** Problem to solve **
Read the records below. Copy each line where the string "into" occurs.

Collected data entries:
— Begin —

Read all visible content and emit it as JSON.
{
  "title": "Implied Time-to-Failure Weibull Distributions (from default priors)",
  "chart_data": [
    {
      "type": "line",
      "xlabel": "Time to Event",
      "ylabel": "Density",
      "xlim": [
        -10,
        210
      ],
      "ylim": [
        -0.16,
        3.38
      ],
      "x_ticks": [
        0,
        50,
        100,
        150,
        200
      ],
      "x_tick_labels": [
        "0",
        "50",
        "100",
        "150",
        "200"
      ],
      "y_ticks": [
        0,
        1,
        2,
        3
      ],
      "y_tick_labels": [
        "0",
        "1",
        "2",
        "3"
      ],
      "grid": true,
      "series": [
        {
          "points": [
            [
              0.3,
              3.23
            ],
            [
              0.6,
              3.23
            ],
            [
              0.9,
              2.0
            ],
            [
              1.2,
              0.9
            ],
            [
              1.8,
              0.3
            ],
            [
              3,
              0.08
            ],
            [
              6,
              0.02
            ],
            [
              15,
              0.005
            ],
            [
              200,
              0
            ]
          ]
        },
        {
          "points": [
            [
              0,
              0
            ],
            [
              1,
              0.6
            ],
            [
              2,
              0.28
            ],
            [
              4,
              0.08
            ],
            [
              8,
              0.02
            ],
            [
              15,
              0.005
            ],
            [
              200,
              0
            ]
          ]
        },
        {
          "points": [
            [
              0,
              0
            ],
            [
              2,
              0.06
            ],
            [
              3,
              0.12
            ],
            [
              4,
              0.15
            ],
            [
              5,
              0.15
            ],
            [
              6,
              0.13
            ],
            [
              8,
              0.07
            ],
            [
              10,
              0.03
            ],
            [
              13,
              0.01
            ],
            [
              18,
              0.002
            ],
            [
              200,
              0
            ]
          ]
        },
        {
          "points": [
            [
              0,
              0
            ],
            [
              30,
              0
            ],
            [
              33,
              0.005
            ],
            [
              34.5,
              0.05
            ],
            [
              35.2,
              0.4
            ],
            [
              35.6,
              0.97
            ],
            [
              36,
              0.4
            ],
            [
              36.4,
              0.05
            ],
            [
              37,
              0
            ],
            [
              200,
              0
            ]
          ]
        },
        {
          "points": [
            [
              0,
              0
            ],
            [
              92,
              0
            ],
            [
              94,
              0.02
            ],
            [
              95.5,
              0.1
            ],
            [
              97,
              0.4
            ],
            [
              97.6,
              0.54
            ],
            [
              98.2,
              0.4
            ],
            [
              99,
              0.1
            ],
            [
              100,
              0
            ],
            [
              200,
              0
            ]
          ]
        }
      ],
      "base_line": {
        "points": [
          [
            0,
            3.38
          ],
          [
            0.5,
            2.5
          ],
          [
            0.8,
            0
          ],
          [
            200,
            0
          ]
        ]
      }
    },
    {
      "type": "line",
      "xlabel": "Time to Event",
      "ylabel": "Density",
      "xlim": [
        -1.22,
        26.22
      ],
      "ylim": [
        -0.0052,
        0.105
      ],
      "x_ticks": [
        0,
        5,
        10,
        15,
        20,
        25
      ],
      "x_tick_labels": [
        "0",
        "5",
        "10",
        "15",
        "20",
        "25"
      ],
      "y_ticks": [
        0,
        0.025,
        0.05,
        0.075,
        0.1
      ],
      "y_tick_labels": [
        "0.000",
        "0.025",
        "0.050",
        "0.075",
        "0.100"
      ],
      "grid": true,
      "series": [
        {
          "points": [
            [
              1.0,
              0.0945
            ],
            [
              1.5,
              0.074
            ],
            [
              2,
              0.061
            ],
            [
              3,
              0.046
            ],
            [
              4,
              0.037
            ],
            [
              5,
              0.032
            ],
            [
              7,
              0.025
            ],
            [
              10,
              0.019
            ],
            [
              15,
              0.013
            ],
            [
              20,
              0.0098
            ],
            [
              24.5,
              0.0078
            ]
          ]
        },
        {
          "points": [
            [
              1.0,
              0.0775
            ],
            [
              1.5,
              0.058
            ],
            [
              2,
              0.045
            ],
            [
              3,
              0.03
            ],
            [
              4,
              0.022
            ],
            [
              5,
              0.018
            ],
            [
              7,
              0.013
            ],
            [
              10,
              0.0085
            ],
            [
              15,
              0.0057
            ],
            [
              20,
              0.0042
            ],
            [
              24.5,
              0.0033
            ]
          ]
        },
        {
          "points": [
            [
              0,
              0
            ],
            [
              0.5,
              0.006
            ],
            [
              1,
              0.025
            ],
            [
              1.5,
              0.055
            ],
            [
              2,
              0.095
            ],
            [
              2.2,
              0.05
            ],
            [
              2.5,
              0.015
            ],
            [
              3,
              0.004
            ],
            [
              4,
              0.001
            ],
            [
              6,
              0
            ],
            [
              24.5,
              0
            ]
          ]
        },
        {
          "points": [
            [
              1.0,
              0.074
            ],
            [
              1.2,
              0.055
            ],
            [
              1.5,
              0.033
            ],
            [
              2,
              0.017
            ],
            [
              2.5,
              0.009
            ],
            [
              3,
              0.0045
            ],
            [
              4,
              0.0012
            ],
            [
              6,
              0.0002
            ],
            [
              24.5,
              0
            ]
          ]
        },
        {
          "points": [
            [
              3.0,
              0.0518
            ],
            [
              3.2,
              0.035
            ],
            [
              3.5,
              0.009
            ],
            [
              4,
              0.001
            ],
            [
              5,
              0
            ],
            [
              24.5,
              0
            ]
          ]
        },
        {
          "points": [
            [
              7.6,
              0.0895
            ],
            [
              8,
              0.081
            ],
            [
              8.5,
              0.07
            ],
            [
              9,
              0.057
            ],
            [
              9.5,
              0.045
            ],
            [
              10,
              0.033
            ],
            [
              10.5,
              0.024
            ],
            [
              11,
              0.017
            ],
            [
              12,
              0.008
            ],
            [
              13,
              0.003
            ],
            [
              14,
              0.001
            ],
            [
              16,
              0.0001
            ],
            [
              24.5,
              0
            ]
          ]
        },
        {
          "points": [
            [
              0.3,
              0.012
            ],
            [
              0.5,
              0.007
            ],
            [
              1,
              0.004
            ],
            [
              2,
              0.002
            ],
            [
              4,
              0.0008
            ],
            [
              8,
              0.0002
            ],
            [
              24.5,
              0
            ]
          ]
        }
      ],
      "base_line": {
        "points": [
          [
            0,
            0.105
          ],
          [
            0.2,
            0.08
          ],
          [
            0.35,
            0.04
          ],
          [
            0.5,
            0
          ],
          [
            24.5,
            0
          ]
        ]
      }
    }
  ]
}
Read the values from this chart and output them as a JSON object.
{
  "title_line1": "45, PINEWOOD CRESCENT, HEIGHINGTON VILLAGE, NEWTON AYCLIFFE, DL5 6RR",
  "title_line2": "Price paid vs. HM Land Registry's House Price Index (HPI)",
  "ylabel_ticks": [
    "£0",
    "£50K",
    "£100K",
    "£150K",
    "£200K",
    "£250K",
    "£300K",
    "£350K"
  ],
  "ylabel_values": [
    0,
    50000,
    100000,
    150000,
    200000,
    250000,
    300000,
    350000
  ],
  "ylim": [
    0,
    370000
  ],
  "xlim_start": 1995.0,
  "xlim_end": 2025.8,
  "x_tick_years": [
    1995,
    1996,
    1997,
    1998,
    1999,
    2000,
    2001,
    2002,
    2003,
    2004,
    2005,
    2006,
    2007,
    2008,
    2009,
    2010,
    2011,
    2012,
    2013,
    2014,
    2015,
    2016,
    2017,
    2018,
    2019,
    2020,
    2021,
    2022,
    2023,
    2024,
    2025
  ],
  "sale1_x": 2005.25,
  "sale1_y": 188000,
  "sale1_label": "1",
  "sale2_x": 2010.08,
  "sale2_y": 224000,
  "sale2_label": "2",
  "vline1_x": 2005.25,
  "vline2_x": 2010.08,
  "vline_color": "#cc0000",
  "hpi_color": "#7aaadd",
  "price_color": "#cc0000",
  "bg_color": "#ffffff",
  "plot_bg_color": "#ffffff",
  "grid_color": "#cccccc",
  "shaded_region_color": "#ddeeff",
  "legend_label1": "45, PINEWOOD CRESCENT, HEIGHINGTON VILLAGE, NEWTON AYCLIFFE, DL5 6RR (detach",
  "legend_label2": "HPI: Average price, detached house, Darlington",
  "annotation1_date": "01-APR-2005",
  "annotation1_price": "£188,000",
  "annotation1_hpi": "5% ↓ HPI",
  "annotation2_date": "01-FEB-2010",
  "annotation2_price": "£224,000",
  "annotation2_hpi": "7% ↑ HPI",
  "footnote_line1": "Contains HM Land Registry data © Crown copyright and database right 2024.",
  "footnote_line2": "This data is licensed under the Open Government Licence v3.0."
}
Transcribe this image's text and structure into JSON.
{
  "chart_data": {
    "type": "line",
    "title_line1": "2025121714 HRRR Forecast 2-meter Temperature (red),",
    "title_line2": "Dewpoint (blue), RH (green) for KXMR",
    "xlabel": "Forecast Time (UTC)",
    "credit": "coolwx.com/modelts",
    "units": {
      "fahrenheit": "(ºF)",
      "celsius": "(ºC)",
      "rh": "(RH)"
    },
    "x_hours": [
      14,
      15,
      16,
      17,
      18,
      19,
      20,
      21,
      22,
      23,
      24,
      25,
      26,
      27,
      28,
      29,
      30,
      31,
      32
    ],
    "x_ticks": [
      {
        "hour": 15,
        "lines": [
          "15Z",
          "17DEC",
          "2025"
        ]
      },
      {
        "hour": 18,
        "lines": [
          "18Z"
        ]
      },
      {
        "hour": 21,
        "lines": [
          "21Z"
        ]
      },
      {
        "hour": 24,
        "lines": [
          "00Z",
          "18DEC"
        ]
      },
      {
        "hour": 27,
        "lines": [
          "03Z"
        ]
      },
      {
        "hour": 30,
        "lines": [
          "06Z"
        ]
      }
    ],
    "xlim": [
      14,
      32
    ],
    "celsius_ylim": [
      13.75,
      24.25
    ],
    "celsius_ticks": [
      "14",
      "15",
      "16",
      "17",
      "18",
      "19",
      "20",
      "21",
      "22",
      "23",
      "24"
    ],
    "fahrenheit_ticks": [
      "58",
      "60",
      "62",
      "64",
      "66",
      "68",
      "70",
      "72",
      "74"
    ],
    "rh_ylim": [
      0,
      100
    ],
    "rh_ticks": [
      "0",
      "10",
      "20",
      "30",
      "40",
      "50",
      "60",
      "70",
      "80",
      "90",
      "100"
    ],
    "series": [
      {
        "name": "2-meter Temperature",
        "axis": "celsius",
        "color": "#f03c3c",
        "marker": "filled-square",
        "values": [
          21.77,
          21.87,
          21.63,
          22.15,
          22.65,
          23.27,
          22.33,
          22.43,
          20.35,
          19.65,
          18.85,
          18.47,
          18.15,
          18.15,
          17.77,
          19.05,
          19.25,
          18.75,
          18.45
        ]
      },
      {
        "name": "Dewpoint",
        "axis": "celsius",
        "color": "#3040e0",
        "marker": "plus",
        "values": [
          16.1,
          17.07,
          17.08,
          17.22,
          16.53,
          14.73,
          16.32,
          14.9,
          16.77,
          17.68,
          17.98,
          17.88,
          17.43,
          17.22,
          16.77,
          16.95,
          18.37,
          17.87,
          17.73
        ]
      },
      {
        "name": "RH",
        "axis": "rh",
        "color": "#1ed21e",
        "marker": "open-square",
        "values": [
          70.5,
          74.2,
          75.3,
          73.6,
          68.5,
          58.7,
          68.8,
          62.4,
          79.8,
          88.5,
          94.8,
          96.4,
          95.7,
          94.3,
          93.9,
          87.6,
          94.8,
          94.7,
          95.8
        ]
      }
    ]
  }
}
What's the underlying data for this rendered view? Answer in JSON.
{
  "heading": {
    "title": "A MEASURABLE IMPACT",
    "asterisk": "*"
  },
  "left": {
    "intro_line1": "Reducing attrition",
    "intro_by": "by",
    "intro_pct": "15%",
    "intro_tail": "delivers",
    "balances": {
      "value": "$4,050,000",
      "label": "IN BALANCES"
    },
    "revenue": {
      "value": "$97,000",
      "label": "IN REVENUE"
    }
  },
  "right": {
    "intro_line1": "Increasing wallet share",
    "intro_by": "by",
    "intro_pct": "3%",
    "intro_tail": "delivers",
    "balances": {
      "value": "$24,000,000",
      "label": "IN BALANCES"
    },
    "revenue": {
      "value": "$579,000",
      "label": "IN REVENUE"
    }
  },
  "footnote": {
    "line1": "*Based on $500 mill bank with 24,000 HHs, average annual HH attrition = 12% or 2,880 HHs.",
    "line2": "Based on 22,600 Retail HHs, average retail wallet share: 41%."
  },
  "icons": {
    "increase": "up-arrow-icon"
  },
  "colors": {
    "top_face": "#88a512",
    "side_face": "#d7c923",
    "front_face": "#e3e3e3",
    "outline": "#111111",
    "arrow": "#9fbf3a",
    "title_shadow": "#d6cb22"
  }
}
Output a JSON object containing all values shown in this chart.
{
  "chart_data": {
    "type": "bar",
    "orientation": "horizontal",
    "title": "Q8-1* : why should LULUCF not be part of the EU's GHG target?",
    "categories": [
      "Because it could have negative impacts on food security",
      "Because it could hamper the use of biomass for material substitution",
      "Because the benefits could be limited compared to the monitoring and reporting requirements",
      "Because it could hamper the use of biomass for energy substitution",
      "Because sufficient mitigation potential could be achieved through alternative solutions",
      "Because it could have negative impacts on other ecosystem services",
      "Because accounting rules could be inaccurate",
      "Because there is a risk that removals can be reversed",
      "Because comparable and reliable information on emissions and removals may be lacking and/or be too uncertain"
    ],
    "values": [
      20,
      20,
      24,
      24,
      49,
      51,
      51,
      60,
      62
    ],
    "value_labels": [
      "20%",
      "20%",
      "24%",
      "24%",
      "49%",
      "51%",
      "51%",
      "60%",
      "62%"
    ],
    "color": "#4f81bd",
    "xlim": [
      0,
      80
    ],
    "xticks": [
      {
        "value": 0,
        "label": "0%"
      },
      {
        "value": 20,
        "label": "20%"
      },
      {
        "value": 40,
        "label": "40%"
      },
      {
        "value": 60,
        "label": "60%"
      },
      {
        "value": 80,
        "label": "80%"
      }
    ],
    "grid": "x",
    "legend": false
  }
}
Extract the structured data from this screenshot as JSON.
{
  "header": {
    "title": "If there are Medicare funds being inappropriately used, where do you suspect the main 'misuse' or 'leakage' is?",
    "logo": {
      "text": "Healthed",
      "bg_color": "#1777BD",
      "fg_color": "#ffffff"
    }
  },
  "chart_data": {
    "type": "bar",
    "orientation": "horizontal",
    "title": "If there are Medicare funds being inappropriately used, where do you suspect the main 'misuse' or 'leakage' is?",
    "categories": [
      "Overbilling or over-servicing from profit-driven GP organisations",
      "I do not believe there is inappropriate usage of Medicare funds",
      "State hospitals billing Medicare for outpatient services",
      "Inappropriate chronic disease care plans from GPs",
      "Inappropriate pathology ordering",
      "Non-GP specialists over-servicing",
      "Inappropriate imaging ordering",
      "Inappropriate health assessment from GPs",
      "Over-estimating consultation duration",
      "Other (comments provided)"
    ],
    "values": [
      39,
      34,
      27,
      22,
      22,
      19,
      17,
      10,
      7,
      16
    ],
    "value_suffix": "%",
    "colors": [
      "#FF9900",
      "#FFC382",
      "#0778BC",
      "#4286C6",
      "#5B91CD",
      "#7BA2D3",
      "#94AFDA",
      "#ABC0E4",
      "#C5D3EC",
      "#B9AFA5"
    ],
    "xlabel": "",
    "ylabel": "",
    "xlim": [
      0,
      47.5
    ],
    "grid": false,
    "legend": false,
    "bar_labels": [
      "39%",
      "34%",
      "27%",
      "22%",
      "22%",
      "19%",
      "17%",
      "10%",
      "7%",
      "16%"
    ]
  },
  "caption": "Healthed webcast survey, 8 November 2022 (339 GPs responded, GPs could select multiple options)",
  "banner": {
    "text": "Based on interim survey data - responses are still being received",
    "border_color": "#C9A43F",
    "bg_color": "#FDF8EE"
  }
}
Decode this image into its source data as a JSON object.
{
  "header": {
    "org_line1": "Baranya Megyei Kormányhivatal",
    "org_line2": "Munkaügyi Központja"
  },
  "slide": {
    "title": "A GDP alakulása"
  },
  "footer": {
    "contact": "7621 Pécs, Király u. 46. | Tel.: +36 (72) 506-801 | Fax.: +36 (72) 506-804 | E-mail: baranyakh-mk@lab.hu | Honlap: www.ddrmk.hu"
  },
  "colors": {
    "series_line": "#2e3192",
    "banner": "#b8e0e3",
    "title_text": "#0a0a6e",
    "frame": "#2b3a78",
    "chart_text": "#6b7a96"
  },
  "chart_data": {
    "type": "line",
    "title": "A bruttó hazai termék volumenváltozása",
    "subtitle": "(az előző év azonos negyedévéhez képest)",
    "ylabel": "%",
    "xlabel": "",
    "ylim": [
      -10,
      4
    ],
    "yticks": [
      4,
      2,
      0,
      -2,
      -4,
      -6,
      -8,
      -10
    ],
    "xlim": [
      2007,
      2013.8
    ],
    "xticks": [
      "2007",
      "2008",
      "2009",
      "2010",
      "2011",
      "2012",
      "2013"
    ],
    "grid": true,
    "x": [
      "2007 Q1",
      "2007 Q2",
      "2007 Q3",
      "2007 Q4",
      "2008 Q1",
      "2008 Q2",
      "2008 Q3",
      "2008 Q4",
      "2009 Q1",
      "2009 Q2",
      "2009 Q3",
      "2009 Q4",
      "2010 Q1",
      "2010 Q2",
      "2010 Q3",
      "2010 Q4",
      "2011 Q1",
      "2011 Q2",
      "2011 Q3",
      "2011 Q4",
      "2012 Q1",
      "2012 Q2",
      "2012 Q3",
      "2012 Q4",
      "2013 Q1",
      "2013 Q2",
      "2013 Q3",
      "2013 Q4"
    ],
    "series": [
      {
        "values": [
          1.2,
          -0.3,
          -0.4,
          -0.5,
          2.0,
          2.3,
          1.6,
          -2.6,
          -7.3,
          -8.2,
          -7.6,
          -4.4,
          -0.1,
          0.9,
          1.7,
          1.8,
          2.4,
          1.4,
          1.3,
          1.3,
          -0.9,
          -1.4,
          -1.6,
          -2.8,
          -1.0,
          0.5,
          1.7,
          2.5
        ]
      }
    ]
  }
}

— End —

** Final result **
Transcribe this image's text and structure into JSON.
Decode this image into its source data as a JSON object.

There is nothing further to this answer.